### Written task
Write out the material exactly, without any of its pictures.

### Material for the task
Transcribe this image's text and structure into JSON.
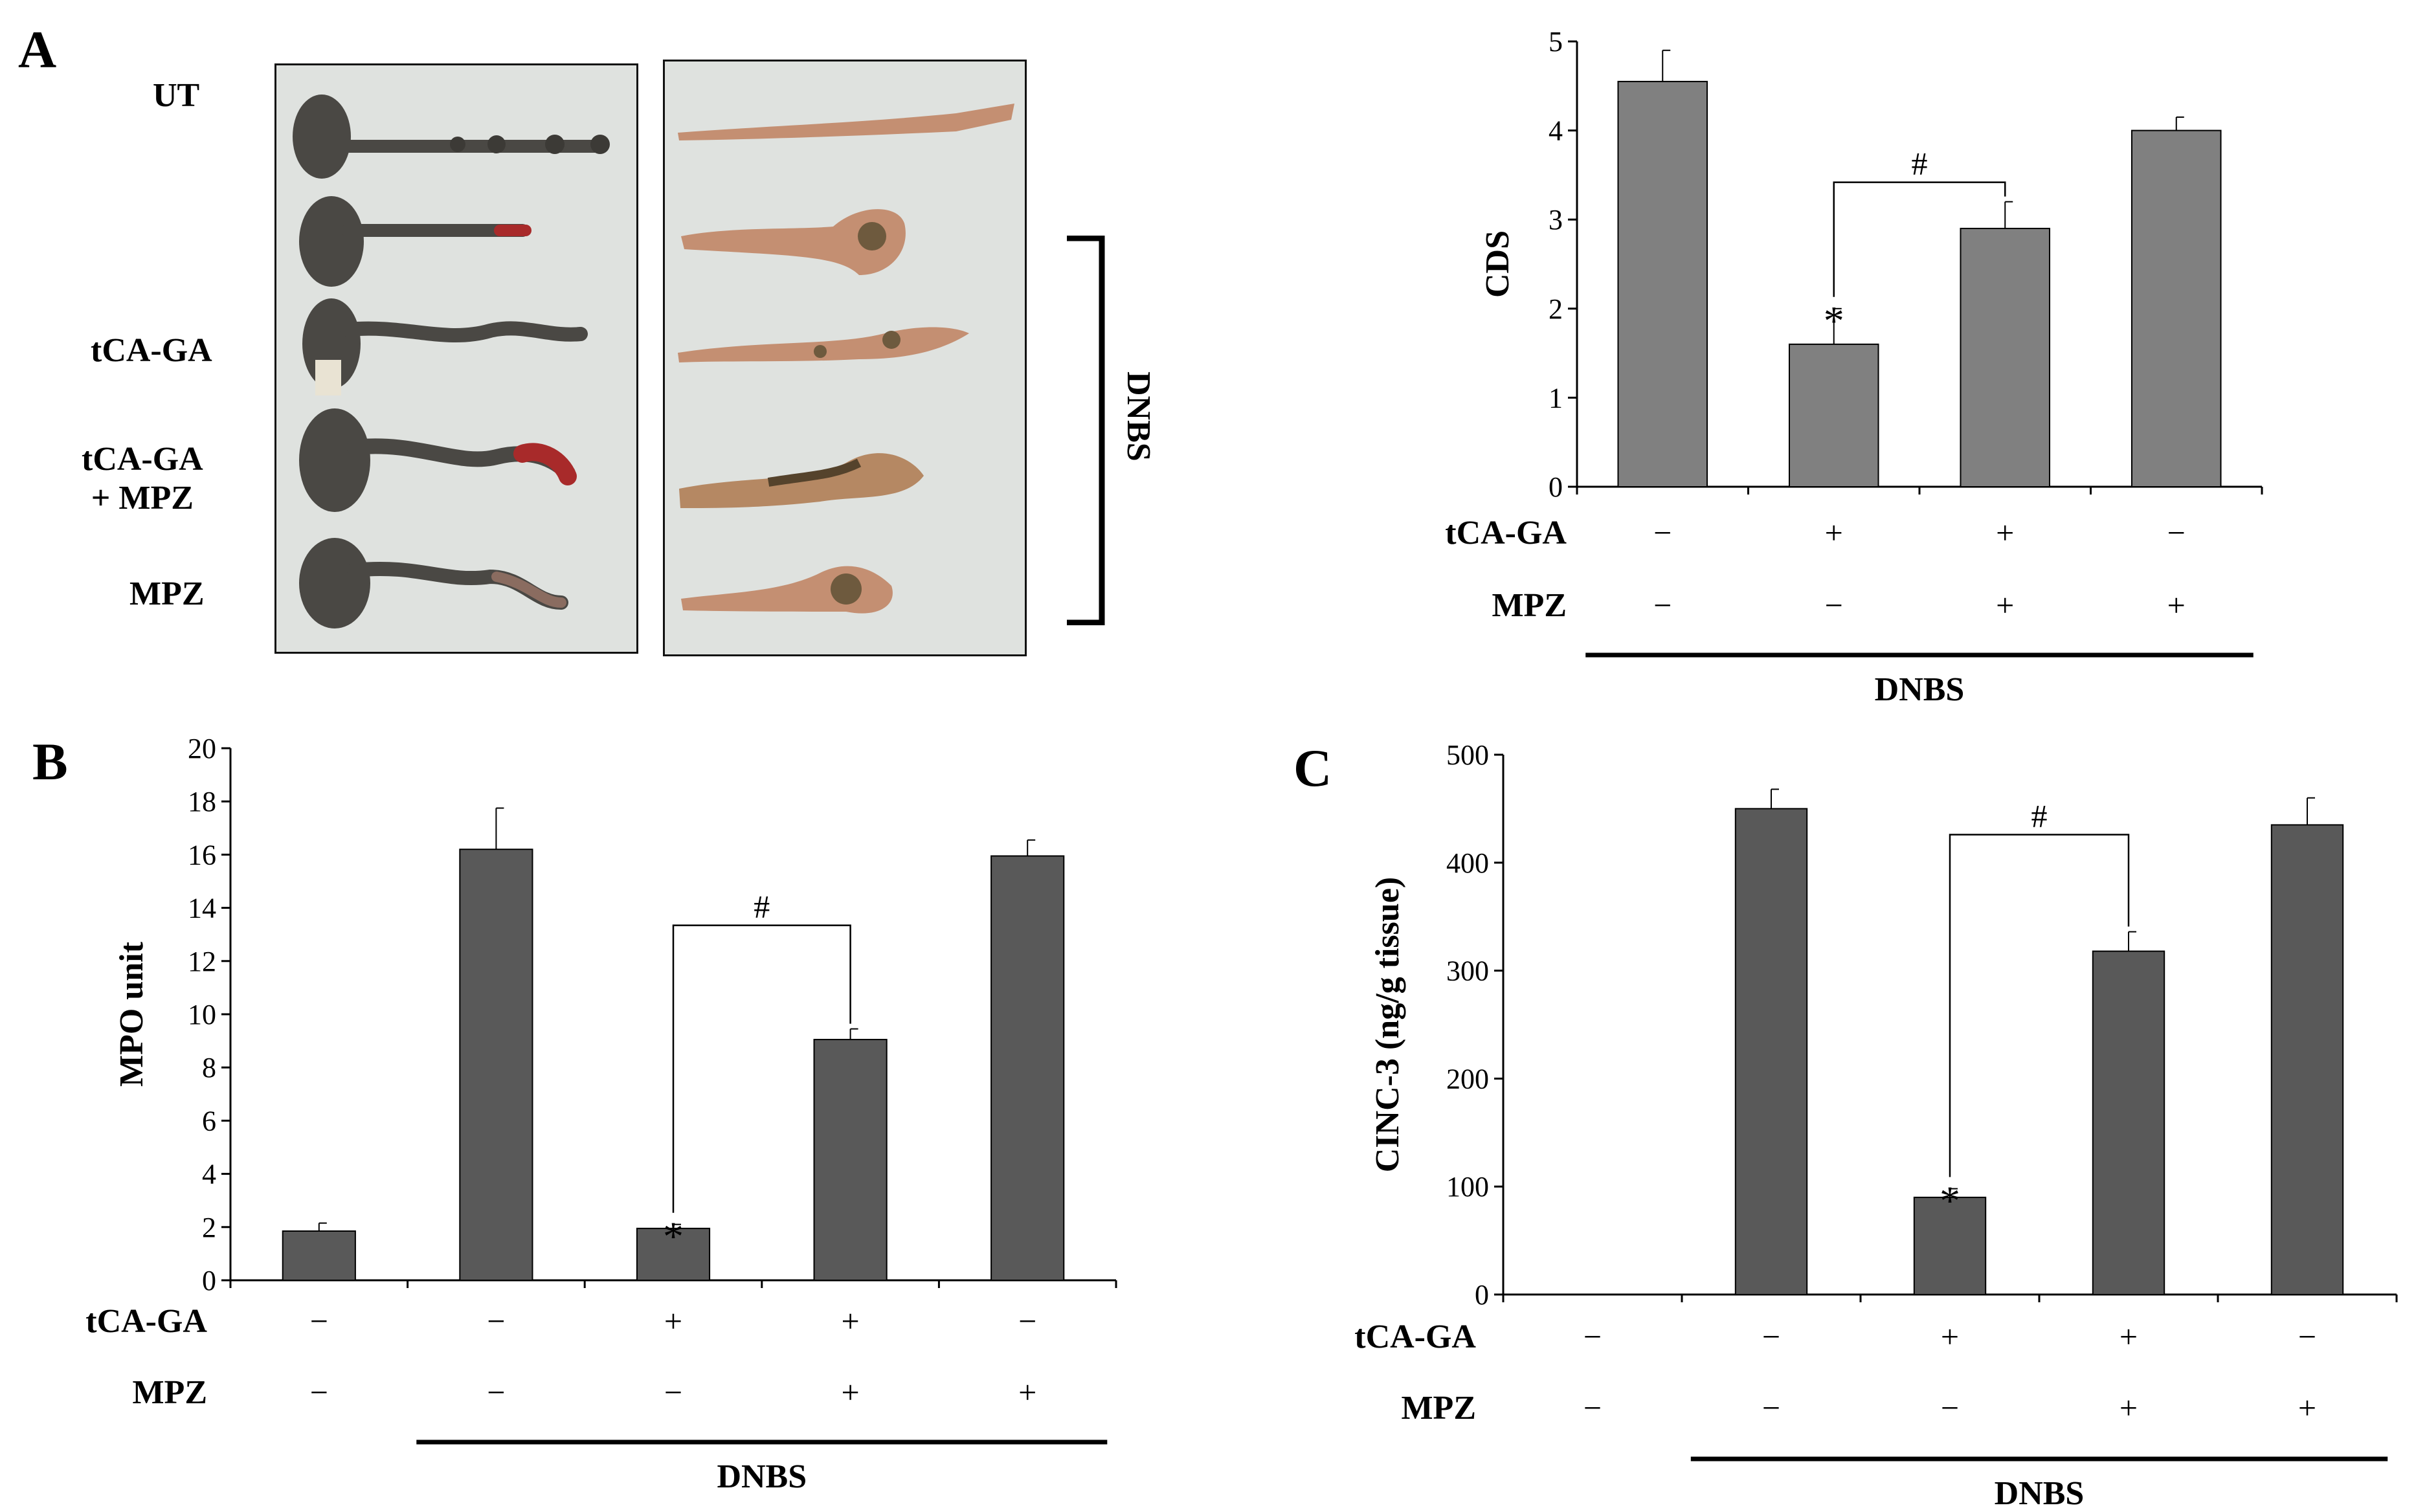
{
  "colors": {
    "bar_a": "#808080",
    "bar_bc": "#595959",
    "colon_dark": "#4a4844",
    "colon_tissue": "#c48f72",
    "photo_bg": "#dfe2df"
  },
  "panel_a": {
    "letter": "A",
    "row_labels": [
      "UT",
      "tCA-GA",
      "tCA-GA\n+ MPZ",
      "MPZ"
    ],
    "bracket_label": "DNBS",
    "photos": [
      "colon-photo-left",
      "colon-photo-right"
    ]
  },
  "panel_b": {
    "letter": "B"
  },
  "panel_c": {
    "letter": "C"
  },
  "chart_data": [
    {
      "id": "A",
      "type": "bar",
      "ylabel": "CDS",
      "ylim": [
        0,
        5
      ],
      "yticks": [
        "0",
        "1",
        "2",
        "3",
        "4",
        "5"
      ],
      "values": [
        4.55,
        1.6,
        2.9,
        4.0
      ],
      "errors": [
        0.35,
        0.4,
        0.3,
        0.15
      ],
      "conditions": [
        {
          "label": "tCA-GA",
          "signs": [
            "−",
            "+",
            "+",
            "−"
          ]
        },
        {
          "label": "MPZ",
          "signs": [
            "−",
            "−",
            "+",
            "+"
          ]
        }
      ],
      "group_label": "DNBS",
      "group_range": [
        0,
        3
      ],
      "annotations": {
        "star": "*",
        "star_index": 1,
        "hash": "#",
        "hash_between": [
          1,
          2
        ]
      }
    },
    {
      "id": "B",
      "type": "bar",
      "ylabel": "MPO unit",
      "ylim": [
        0,
        20
      ],
      "yticks": [
        "0",
        "2",
        "4",
        "6",
        "8",
        "10",
        "12",
        "14",
        "16",
        "18",
        "20"
      ],
      "values": [
        1.85,
        16.2,
        1.95,
        9.05,
        15.95
      ],
      "errors": [
        0.3,
        1.55,
        0.15,
        0.4,
        0.6
      ],
      "conditions": [
        {
          "label": "tCA-GA",
          "signs": [
            "−",
            "−",
            "+",
            "+",
            "−"
          ]
        },
        {
          "label": "MPZ",
          "signs": [
            "−",
            "−",
            "−",
            "+",
            "+"
          ]
        }
      ],
      "group_label": "DNBS",
      "group_range": [
        1,
        4
      ],
      "annotations": {
        "star": "*",
        "star_index": 2,
        "hash": "#",
        "hash_between": [
          2,
          3
        ]
      }
    },
    {
      "id": "C",
      "type": "bar",
      "ylabel": "CINC-3 (ng/g tissue)",
      "ylim": [
        0,
        500
      ],
      "yticks": [
        "0",
        "100",
        "200",
        "300",
        "400",
        "500"
      ],
      "values": [
        0,
        450,
        90,
        318,
        435
      ],
      "errors": [
        0,
        18,
        8,
        18,
        25
      ],
      "conditions": [
        {
          "label": "tCA-GA",
          "signs": [
            "−",
            "−",
            "+",
            "+",
            "−"
          ]
        },
        {
          "label": "MPZ",
          "signs": [
            "−",
            "−",
            "−",
            "+",
            "+"
          ]
        }
      ],
      "group_label": "DNBS",
      "group_range": [
        1,
        4
      ],
      "annotations": {
        "star": "*",
        "star_index": 2,
        "hash": "#",
        "hash_between": [
          2,
          3
        ]
      }
    }
  ]
}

### Full solution
Transcribe this image's text and structure into JSON.
{
  "colors": {
    "bar_a": "#808080",
    "bar_bc": "#595959",
    "colon_dark": "#4a4844",
    "colon_tissue": "#c48f72",
    "photo_bg": "#dfe2df"
  },
  "panel_a": {
    "letter": "A",
    "row_labels": [
      "UT",
      "tCA-GA",
      "tCA-GA\n+ MPZ",
      "MPZ"
    ],
    "bracket_label": "DNBS",
    "photos": [
      "colon-photo-left",
      "colon-photo-right"
    ]
  },
  "panel_b": {
    "letter": "B"
  },
  "panel_c": {
    "letter": "C"
  },
  "chart_data": [
    {
      "id": "A",
      "type": "bar",
      "ylabel": "CDS",
      "ylim": [
        0,
        5
      ],
      "yticks": [
        "0",
        "1",
        "2",
        "3",
        "4",
        "5"
      ],
      "values": [
        4.55,
        1.6,
        2.9,
        4.0
      ],
      "errors": [
        0.35,
        0.4,
        0.3,
        0.15
      ],
      "conditions": [
        {
          "label": "tCA-GA",
          "signs": [
            "−",
            "+",
            "+",
            "−"
          ]
        },
        {
          "label": "MPZ",
          "signs": [
            "−",
            "−",
            "+",
            "+"
          ]
        }
      ],
      "group_label": "DNBS",
      "group_range": [
        0,
        3
      ],
      "annotations": {
        "star": "*",
        "star_index": 1,
        "hash": "#",
        "hash_between": [
          1,
          2
        ]
      }
    },
    {
      "id": "B",
      "type": "bar",
      "ylabel": "MPO unit",
      "ylim": [
        0,
        20
      ],
      "yticks": [
        "0",
        "2",
        "4",
        "6",
        "8",
        "10",
        "12",
        "14",
        "16",
        "18",
        "20"
      ],
      "values": [
        1.85,
        16.2,
        1.95,
        9.05,
        15.95
      ],
      "errors": [
        0.3,
        1.55,
        0.15,
        0.4,
        0.6
      ],
      "conditions": [
        {
          "label": "tCA-GA",
          "signs": [
            "−",
            "−",
            "+",
            "+",
            "−"
          ]
        },
        {
          "label": "MPZ",
          "signs": [
            "−",
            "−",
            "−",
            "+",
            "+"
          ]
        }
      ],
      "group_label": "DNBS",
      "group_range": [
        1,
        4
      ],
      "annotations": {
        "star": "*",
        "star_index": 2,
        "hash": "#",
        "hash_between": [
          2,
          3
        ]
      }
    },
    {
      "id": "C",
      "type": "bar",
      "ylabel": "CINC-3 (ng/g tissue)",
      "ylim": [
        0,
        500
      ],
      "yticks": [
        "0",
        "100",
        "200",
        "300",
        "400",
        "500"
      ],
      "values": [
        0,
        450,
        90,
        318,
        435
      ],
      "errors": [
        0,
        18,
        8,
        18,
        25
      ],
      "conditions": [
        {
          "label": "tCA-GA",
          "signs": [
            "−",
            "−",
            "+",
            "+",
            "−"
          ]
        },
        {
          "label": "MPZ",
          "signs": [
            "−",
            "−",
            "−",
            "+",
            "+"
          ]
        }
      ],
      "group_label": "DNBS",
      "group_range": [
        1,
        4
      ],
      "annotations": {
        "star": "*",
        "star_index": 2,
        "hash": "#",
        "hash_between": [
          2,
          3
        ]
      }
    }
  ]
}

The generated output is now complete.